** start RECORDS PROVIDED **

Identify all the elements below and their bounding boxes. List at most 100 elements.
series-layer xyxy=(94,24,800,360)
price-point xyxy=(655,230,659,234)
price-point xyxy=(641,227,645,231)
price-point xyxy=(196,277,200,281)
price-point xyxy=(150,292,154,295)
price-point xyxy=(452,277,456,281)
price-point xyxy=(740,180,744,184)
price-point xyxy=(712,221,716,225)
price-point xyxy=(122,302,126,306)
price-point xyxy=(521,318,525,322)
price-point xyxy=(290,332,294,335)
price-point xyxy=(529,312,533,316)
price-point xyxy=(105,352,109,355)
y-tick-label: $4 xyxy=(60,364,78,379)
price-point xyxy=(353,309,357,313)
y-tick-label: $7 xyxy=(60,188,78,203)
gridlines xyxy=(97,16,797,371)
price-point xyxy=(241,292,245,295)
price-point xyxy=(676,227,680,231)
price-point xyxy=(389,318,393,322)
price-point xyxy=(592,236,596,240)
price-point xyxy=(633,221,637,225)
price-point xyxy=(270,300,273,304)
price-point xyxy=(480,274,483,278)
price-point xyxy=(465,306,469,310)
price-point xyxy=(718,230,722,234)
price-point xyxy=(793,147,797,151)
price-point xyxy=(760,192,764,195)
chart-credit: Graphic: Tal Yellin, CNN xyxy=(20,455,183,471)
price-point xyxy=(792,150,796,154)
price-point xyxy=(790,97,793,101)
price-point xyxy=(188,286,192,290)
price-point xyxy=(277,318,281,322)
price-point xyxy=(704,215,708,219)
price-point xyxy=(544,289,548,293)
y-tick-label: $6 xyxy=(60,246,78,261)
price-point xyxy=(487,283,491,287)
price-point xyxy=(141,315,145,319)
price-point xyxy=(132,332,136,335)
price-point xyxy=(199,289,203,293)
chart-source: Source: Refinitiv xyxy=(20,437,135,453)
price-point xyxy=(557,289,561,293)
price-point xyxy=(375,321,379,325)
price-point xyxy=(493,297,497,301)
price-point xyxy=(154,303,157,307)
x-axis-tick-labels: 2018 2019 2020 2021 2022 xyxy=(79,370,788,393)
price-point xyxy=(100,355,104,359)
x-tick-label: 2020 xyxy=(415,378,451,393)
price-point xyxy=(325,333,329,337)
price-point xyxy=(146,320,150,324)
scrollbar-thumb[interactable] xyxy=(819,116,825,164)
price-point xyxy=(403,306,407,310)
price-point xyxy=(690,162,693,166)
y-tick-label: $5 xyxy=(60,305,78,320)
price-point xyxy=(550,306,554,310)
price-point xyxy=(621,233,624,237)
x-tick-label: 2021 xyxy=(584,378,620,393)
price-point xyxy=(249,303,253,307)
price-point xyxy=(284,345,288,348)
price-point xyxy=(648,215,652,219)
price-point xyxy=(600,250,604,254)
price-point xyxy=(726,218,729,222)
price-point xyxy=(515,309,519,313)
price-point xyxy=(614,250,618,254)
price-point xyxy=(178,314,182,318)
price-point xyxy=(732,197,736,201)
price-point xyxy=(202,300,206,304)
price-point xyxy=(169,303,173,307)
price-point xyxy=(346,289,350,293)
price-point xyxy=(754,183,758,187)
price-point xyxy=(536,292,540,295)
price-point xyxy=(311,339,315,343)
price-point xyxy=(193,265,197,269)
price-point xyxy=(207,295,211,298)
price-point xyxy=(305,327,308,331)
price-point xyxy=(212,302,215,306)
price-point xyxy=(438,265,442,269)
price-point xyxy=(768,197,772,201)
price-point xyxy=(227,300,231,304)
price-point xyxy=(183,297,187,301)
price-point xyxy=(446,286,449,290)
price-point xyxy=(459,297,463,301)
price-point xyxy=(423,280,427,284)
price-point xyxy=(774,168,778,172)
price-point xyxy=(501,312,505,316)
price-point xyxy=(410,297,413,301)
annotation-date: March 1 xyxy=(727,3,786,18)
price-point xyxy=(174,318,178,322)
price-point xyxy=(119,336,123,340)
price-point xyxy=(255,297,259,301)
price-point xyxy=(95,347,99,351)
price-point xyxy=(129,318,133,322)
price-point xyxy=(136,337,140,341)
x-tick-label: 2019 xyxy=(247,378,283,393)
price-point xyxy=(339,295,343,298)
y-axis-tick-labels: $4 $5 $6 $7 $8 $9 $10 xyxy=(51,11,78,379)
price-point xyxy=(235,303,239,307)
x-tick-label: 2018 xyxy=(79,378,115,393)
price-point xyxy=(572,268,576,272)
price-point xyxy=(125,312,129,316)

** end RECORDS PROVIDED **

- WHAT TO PRODUCE
Retype every line of the records above verbatim.

- RESPONSE FOR THIS EXERCISE
Identify all the elements below and their bounding boxes. List at most 100 elements.
series-layer xyxy=(94,24,800,360)
price-point xyxy=(655,230,659,234)
price-point xyxy=(641,227,645,231)
price-point xyxy=(196,277,200,281)
price-point xyxy=(150,292,154,295)
price-point xyxy=(452,277,456,281)
price-point xyxy=(740,180,744,184)
price-point xyxy=(712,221,716,225)
price-point xyxy=(122,302,126,306)
price-point xyxy=(521,318,525,322)
price-point xyxy=(290,332,294,335)
price-point xyxy=(529,312,533,316)
price-point xyxy=(105,352,109,355)
y-tick-label: $4 xyxy=(60,364,78,379)
price-point xyxy=(353,309,357,313)
y-tick-label: $7 xyxy=(60,188,78,203)
gridlines xyxy=(97,16,797,371)
price-point xyxy=(241,292,245,295)
price-point xyxy=(676,227,680,231)
price-point xyxy=(389,318,393,322)
price-point xyxy=(592,236,596,240)
price-point xyxy=(633,221,637,225)
price-point xyxy=(270,300,273,304)
price-point xyxy=(480,274,483,278)
price-point xyxy=(465,306,469,310)
price-point xyxy=(718,230,722,234)
price-point xyxy=(793,147,797,151)
price-point xyxy=(760,192,764,195)
chart-credit: Graphic: Tal Yellin, CNN xyxy=(20,455,183,471)
price-point xyxy=(792,150,796,154)
price-point xyxy=(790,97,793,101)
price-point xyxy=(188,286,192,290)
price-point xyxy=(277,318,281,322)
price-point xyxy=(704,215,708,219)
price-point xyxy=(544,289,548,293)
y-tick-label: $6 xyxy=(60,246,78,261)
price-point xyxy=(487,283,491,287)
price-point xyxy=(141,315,145,319)
price-point xyxy=(132,332,136,335)
price-point xyxy=(199,289,203,293)
chart-source: Source: Refinitiv xyxy=(20,437,135,453)
price-point xyxy=(557,289,561,293)
price-point xyxy=(375,321,379,325)
price-point xyxy=(493,297,497,301)
price-point xyxy=(154,303,157,307)
x-axis-tick-labels: 2018 2019 2020 2021 2022 xyxy=(79,370,788,393)
price-point xyxy=(100,355,104,359)
x-tick-label: 2020 xyxy=(415,378,451,393)
price-point xyxy=(325,333,329,337)
price-point xyxy=(146,320,150,324)
scrollbar-thumb[interactable] xyxy=(819,116,825,164)
price-point xyxy=(403,306,407,310)
price-point xyxy=(690,162,693,166)
y-tick-label: $5 xyxy=(60,305,78,320)
price-point xyxy=(550,306,554,310)
price-point xyxy=(621,233,624,237)
x-tick-label: 2021 xyxy=(584,378,620,393)
price-point xyxy=(249,303,253,307)
price-point xyxy=(284,345,288,348)
price-point xyxy=(648,215,652,219)
price-point xyxy=(600,250,604,254)
price-point xyxy=(726,218,729,222)
price-point xyxy=(515,309,519,313)
price-point xyxy=(614,250,618,254)
price-point xyxy=(178,314,182,318)
price-point xyxy=(732,197,736,201)
price-point xyxy=(202,300,206,304)
price-point xyxy=(169,303,173,307)
price-point xyxy=(346,289,350,293)
price-point xyxy=(754,183,758,187)
price-point xyxy=(536,292,540,295)
price-point xyxy=(311,339,315,343)
price-point xyxy=(193,265,197,269)
price-point xyxy=(207,295,211,298)
price-point xyxy=(305,327,308,331)
price-point xyxy=(212,302,215,306)
price-point xyxy=(438,265,442,269)
price-point xyxy=(768,197,772,201)
price-point xyxy=(227,300,231,304)
price-point xyxy=(183,297,187,301)
price-point xyxy=(446,286,449,290)
price-point xyxy=(459,297,463,301)
price-point xyxy=(423,280,427,284)
price-point xyxy=(774,168,778,172)
price-point xyxy=(501,312,505,316)
price-point xyxy=(410,297,413,301)
annotation-date: March 1 xyxy=(727,3,786,18)
price-point xyxy=(174,318,178,322)
price-point xyxy=(119,336,123,340)
price-point xyxy=(255,297,259,301)
price-point xyxy=(95,347,99,351)
price-point xyxy=(129,318,133,322)
price-point xyxy=(136,337,140,341)
x-tick-label: 2019 xyxy=(247,378,283,393)
price-point xyxy=(339,295,343,298)
y-axis-tick-labels: $4 $5 $6 $7 $8 $9 $10 xyxy=(51,11,78,379)
price-point xyxy=(235,303,239,307)
x-tick-label: 2018 xyxy=(79,378,115,393)
price-point xyxy=(572,268,576,272)
price-point xyxy=(125,312,129,316)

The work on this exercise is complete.